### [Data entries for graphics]
━━━━━━━━━━━━━━━━━━━━

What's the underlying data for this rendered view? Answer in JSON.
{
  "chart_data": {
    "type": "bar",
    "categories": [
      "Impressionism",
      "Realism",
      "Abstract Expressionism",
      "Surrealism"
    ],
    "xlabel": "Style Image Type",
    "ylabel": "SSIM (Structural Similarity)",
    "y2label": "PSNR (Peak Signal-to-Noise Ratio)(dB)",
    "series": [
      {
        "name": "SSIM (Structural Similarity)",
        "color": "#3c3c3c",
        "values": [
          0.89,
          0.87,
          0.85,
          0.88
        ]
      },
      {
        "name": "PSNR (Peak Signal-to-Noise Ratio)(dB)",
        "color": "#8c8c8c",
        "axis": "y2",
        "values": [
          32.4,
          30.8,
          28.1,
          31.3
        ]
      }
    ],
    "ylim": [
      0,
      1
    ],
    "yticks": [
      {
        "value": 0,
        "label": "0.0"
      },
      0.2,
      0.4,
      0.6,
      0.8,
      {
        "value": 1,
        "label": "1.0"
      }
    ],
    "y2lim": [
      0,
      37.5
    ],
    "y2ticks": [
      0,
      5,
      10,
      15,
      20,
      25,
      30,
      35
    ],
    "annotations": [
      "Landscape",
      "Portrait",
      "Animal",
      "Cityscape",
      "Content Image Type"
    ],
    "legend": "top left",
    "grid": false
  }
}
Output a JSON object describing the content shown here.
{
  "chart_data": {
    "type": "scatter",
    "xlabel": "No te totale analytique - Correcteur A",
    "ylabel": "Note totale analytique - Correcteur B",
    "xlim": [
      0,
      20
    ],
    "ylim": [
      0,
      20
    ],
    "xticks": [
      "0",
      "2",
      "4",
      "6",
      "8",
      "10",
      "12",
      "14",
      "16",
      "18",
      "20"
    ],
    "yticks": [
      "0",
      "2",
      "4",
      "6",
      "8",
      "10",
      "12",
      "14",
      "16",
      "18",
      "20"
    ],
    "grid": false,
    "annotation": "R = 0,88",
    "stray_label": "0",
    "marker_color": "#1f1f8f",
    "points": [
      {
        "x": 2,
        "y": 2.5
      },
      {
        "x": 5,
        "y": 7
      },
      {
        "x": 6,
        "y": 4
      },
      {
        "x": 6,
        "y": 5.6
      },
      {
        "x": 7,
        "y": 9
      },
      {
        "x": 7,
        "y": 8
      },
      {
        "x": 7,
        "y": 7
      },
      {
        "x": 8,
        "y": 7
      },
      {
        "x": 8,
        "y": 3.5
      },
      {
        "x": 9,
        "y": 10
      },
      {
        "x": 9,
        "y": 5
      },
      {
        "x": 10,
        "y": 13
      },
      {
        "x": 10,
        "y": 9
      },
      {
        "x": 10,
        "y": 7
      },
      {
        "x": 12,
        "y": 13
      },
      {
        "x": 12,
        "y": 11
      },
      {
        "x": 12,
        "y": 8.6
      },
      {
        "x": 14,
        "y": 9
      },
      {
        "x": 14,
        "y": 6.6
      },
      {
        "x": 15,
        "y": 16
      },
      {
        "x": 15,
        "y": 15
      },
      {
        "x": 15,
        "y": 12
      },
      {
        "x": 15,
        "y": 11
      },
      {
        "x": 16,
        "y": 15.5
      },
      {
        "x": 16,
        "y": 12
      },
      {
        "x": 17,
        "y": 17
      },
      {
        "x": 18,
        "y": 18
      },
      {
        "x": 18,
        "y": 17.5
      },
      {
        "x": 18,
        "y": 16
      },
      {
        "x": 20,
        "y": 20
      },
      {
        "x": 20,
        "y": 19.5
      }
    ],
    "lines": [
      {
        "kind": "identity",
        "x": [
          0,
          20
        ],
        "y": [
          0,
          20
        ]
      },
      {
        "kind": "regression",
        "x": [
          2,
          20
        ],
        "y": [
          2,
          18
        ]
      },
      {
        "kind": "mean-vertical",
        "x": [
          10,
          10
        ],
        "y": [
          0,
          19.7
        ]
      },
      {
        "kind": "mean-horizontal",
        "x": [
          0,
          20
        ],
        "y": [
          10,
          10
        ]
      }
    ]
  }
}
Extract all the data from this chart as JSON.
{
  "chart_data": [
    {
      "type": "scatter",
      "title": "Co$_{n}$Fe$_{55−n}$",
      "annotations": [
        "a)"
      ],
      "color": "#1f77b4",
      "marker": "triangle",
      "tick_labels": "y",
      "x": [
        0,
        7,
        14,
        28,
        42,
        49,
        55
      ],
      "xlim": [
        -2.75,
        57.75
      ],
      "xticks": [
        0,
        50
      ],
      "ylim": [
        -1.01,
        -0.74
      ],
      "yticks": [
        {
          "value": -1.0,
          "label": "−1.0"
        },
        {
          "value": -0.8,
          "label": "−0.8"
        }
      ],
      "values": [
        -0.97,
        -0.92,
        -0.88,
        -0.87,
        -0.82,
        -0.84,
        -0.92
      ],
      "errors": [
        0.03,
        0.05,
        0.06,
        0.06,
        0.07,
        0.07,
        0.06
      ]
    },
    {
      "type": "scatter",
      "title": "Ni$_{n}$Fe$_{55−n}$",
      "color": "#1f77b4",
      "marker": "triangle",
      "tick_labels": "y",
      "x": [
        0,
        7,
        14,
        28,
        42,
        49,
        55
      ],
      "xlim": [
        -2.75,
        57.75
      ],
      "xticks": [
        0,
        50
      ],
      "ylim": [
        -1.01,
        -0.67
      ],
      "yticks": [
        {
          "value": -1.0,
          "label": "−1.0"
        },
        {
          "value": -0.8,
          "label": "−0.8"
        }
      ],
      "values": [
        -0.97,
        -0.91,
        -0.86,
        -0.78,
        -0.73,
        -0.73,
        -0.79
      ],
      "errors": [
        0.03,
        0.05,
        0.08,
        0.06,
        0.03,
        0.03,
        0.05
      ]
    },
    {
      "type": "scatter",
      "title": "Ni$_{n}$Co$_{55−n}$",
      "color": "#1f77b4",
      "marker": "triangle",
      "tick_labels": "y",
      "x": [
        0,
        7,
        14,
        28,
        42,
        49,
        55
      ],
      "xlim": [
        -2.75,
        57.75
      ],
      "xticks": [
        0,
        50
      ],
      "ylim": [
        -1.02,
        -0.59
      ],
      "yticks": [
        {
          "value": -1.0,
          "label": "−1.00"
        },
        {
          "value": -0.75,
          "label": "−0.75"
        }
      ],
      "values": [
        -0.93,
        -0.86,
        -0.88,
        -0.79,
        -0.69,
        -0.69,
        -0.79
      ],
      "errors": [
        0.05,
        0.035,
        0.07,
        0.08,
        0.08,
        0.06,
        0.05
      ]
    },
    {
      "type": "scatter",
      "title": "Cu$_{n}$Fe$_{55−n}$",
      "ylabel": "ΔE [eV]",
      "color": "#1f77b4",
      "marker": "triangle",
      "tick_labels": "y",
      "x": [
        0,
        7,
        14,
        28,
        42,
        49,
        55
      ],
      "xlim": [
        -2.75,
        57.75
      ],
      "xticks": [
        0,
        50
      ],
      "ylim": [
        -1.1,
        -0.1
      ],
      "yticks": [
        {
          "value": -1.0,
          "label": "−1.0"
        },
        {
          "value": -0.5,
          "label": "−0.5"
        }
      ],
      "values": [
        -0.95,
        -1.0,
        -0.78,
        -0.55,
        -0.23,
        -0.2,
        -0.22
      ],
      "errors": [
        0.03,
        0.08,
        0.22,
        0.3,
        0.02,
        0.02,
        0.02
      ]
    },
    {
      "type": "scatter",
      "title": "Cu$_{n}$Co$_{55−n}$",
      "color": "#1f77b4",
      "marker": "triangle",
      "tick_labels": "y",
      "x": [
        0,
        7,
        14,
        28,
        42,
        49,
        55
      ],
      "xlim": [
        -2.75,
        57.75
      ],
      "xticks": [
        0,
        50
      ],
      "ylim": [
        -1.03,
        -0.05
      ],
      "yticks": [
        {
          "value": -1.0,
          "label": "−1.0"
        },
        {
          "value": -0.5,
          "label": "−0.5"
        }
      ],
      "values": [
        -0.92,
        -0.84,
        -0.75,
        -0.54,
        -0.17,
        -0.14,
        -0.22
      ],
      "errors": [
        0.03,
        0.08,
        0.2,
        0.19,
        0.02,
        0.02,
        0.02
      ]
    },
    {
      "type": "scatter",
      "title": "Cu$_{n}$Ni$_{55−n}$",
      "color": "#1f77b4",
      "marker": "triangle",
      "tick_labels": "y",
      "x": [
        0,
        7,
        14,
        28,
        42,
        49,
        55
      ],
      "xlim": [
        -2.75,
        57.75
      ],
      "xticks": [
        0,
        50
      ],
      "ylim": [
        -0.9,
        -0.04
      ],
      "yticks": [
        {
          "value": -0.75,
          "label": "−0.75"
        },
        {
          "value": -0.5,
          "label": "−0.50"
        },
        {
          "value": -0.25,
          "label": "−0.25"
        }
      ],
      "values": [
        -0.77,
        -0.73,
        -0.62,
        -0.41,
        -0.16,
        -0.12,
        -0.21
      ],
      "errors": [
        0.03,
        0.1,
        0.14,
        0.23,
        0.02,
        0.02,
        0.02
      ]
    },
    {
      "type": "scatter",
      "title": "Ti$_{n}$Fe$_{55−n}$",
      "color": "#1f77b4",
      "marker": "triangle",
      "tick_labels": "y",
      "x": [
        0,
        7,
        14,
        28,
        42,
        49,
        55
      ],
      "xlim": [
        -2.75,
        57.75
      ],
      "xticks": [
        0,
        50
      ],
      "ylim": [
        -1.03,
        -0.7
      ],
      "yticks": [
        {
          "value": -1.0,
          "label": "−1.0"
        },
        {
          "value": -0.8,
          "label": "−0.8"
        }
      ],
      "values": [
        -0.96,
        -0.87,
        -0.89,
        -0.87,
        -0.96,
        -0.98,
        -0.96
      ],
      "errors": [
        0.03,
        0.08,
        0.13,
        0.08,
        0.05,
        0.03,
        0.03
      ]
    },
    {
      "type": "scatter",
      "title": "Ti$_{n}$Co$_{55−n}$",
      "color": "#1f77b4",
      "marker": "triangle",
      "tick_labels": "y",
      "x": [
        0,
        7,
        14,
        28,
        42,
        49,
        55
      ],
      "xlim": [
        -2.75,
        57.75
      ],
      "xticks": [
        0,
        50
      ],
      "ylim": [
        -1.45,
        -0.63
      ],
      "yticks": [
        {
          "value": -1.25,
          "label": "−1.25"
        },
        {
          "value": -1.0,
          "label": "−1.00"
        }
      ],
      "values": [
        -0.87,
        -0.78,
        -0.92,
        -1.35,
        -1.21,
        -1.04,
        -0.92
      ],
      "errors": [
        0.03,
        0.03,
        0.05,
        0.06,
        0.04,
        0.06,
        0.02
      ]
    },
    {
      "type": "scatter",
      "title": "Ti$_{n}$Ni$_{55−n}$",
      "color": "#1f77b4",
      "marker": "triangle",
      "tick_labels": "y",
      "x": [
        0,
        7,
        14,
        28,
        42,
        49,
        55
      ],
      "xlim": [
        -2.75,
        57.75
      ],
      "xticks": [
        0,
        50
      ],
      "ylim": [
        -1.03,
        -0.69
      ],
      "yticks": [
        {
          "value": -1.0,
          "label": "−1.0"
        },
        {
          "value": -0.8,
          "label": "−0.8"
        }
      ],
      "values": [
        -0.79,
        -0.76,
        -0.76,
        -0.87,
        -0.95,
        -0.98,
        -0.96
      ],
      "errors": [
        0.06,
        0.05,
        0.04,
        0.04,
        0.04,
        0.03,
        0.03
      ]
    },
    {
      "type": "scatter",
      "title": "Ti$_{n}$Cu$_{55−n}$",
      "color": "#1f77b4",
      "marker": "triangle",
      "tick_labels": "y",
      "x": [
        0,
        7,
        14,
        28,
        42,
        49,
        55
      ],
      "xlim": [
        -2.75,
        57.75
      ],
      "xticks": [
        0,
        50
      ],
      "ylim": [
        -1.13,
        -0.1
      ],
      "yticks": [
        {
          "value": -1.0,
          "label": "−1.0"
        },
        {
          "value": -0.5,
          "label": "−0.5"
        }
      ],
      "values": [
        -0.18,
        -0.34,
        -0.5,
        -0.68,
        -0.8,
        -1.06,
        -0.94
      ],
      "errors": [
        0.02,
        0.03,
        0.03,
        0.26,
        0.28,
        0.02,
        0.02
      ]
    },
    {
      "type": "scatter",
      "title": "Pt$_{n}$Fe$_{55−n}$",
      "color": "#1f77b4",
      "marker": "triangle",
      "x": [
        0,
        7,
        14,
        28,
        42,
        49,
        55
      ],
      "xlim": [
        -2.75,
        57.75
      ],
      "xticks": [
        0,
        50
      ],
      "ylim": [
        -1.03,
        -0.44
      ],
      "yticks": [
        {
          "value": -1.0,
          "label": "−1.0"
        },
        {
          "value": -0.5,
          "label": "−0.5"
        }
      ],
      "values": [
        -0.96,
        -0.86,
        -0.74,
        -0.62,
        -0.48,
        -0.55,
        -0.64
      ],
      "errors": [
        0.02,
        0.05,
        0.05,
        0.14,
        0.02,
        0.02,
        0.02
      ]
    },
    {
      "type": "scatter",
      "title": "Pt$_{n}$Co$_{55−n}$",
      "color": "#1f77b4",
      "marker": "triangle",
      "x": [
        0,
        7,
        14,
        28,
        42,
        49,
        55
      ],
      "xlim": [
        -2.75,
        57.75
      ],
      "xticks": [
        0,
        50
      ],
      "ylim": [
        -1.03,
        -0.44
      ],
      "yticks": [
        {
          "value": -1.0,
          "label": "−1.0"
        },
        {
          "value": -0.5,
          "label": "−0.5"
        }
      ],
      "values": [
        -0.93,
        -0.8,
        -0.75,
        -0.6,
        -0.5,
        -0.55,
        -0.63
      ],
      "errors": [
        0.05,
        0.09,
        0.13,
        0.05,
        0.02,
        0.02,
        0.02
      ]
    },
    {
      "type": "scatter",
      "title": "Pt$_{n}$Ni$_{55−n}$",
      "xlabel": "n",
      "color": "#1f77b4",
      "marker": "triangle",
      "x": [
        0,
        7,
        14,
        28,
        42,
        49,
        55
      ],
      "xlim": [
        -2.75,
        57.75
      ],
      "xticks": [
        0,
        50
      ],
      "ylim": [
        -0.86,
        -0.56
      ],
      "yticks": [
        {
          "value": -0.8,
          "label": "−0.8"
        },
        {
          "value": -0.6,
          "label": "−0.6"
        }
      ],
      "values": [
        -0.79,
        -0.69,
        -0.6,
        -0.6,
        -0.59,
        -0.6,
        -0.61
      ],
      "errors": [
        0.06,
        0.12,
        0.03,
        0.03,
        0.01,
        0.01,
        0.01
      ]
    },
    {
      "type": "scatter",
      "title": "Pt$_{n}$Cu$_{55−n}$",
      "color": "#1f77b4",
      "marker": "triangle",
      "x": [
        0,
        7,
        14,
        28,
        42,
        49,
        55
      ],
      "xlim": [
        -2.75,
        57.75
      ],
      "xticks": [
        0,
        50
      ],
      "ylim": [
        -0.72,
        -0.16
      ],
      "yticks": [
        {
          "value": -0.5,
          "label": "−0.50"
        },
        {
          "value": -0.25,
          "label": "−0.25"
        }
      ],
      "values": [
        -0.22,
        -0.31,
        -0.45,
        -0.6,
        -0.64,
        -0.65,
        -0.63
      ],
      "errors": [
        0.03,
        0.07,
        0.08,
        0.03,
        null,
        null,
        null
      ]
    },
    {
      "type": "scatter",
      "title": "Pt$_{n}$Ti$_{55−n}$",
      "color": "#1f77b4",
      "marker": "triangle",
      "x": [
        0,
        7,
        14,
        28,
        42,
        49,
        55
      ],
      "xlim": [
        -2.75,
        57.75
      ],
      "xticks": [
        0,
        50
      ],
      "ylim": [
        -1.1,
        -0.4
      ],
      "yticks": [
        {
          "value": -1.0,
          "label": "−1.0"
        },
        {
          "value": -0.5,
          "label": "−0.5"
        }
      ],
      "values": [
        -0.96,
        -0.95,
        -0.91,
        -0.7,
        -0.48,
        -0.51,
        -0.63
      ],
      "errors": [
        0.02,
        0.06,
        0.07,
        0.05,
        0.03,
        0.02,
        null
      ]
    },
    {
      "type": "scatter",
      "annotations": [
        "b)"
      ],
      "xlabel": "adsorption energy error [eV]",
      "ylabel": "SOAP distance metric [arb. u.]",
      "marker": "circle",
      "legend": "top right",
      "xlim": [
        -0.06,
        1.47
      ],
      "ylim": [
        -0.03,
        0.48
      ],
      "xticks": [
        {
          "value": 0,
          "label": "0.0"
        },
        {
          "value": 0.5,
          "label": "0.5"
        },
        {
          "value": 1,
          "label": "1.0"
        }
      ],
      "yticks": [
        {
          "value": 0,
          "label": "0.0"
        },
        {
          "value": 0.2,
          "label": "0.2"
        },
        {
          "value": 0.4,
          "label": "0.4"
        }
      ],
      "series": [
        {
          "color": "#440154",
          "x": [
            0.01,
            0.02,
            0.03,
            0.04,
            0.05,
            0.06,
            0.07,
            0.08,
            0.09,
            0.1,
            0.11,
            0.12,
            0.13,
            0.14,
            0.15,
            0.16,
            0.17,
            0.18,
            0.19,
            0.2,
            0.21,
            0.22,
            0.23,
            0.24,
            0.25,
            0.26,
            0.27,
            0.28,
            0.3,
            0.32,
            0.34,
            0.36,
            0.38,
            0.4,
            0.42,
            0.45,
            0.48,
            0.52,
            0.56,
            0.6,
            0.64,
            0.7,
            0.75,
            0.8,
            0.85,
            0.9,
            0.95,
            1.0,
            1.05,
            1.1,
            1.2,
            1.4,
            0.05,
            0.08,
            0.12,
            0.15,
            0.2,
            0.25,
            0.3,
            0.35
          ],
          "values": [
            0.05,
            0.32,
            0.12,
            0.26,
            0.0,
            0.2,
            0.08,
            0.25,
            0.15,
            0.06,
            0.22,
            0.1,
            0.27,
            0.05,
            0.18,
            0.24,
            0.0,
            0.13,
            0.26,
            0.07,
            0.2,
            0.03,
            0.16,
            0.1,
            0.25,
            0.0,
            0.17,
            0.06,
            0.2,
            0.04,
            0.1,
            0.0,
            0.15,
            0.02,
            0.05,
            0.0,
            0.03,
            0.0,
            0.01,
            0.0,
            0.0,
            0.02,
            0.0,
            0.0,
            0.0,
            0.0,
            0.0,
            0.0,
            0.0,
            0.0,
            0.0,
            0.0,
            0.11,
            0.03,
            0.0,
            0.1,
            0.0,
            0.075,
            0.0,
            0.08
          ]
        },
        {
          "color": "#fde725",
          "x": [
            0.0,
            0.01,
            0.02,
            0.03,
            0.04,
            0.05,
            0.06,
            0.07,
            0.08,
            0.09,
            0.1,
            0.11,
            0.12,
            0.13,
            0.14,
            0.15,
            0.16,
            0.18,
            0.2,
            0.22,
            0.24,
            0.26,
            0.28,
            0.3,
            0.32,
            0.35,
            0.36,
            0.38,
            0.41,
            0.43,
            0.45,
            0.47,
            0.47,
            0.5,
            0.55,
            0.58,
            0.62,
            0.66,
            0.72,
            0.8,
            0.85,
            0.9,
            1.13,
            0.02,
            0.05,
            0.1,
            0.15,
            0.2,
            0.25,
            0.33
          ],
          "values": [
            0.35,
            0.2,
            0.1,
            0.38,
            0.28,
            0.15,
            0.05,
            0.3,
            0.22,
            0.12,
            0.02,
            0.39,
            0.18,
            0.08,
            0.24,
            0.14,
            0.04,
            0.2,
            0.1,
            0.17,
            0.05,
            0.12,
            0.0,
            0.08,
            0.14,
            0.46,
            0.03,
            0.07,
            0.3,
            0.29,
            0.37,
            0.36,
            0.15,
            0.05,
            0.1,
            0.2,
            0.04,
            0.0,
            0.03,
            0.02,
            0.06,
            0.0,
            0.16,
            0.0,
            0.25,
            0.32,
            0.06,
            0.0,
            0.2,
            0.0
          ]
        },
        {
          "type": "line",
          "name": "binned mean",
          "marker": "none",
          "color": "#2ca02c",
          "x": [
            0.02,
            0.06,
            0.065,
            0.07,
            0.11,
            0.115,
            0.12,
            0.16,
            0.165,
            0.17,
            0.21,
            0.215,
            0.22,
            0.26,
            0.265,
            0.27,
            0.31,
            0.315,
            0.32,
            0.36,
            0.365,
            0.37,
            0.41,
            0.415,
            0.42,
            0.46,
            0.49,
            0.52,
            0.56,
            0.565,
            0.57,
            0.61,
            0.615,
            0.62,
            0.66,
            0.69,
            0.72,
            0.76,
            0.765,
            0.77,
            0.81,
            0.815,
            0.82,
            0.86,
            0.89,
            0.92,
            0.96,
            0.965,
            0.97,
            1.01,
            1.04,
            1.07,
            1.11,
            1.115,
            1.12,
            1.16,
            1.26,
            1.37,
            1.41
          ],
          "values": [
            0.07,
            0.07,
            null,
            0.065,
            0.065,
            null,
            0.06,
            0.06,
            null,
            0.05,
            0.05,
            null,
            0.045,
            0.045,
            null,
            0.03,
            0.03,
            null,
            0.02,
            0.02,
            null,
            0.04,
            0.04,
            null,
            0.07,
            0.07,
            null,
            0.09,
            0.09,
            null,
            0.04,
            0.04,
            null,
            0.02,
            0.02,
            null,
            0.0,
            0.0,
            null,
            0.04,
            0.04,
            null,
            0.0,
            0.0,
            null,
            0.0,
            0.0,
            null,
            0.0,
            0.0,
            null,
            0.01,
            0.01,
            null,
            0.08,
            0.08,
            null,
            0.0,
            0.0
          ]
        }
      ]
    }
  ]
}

━━━━━━━━━━━━━━━━━━━━

### [Written instruction]
Filter lines by "SSIM" and return each hit.

### [In response]
    "ylabel": "SSIM (Structural Similarity)",
        "name": "SSIM (Structural Similarity)",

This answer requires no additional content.